(RAW RECORDS):

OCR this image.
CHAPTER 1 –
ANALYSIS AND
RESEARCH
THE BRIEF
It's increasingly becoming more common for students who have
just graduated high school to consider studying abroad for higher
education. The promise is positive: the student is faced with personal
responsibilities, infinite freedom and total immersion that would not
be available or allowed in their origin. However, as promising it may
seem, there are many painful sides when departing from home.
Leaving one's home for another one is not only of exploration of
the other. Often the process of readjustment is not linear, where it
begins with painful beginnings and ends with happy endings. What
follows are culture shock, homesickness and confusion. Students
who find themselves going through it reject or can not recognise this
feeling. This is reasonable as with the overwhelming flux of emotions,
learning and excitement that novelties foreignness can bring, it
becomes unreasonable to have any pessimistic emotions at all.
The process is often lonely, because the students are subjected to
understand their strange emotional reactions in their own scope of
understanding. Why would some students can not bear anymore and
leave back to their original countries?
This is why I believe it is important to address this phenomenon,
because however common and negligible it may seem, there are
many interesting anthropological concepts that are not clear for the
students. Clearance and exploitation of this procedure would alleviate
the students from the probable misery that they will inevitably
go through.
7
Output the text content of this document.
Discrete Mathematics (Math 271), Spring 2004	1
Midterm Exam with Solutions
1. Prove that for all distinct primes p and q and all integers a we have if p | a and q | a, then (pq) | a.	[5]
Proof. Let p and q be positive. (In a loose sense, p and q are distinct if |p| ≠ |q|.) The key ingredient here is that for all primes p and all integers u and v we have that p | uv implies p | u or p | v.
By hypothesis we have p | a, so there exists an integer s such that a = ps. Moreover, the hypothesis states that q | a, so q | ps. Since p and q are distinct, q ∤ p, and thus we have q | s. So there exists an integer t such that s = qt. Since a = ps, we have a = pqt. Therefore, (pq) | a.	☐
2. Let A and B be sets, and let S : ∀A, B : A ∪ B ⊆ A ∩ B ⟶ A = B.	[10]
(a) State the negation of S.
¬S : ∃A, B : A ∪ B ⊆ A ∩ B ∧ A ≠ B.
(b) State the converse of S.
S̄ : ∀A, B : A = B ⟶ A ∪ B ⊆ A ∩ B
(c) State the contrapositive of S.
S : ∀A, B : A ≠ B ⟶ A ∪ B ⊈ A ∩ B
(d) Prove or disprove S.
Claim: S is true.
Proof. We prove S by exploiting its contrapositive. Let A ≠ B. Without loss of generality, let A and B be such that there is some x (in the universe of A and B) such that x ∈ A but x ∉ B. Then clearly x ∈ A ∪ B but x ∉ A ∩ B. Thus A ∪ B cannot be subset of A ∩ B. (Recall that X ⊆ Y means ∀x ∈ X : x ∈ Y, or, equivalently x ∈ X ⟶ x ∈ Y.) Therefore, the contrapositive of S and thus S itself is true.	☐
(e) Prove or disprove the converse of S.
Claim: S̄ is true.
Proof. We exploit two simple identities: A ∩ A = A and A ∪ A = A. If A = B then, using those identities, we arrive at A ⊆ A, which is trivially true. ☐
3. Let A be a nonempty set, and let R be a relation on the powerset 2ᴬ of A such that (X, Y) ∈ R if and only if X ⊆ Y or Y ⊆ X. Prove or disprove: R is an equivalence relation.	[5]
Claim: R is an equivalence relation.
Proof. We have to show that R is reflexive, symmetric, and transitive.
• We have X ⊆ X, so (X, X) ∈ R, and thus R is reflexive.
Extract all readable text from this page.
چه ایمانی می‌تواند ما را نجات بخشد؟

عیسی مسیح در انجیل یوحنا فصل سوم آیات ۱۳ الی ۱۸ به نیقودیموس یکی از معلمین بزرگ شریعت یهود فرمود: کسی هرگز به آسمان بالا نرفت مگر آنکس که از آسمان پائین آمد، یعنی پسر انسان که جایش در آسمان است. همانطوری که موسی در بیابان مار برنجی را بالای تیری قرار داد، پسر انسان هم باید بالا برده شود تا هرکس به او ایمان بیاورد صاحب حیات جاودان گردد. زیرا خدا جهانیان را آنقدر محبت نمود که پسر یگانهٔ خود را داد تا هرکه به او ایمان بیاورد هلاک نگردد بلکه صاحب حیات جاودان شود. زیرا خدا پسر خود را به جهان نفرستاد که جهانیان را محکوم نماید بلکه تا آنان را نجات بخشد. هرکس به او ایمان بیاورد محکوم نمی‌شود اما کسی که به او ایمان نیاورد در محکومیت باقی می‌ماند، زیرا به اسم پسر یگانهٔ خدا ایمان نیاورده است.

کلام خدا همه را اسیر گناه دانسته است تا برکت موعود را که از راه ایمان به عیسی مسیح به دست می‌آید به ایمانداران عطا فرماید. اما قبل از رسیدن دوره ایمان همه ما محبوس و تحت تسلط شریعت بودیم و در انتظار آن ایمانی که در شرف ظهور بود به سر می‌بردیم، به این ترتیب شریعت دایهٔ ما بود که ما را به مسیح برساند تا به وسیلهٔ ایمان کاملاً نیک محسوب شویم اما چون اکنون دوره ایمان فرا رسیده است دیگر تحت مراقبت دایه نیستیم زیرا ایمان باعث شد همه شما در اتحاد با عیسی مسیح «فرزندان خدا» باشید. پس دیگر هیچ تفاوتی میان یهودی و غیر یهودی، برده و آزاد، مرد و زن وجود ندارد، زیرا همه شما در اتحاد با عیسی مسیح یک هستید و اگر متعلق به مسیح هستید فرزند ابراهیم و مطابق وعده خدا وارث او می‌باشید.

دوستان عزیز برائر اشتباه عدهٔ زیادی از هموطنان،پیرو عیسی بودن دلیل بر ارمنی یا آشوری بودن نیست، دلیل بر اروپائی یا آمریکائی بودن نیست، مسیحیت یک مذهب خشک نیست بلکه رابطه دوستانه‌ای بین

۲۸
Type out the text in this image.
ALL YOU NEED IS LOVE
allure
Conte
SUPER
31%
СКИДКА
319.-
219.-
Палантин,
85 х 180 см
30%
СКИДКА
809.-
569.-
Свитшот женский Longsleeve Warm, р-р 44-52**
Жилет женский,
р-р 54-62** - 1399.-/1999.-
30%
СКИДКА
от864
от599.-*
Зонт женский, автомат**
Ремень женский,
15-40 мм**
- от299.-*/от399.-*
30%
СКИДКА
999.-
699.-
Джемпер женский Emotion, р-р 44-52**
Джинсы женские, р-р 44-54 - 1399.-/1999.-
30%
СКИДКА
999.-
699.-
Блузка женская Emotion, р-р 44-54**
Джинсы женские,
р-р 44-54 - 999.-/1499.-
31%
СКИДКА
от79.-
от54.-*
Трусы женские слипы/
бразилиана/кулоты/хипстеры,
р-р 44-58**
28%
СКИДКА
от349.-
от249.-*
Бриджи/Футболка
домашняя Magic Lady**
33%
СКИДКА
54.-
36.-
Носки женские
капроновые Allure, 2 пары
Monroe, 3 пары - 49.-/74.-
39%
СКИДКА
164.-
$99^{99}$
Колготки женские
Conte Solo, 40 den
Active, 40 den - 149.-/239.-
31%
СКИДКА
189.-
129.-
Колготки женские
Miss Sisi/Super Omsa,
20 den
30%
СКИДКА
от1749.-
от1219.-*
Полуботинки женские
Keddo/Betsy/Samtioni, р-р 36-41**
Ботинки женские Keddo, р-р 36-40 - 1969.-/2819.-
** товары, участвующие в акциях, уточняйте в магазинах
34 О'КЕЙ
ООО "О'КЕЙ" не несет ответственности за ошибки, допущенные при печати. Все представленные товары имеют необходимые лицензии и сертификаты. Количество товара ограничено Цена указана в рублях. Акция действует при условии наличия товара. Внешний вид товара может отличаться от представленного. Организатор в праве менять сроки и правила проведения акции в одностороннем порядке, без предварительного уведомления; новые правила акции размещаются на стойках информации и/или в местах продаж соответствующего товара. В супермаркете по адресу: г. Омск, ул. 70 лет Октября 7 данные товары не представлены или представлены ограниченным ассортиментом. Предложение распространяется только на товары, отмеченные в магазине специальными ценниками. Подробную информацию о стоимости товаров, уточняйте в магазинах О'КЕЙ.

(WORK TO BE COMPLETED): Copy in full each line that holds the word "seem".

(TASK RESULT):
seem, there are many painful sides when departing from home.
because however common and negligible it may seem, there are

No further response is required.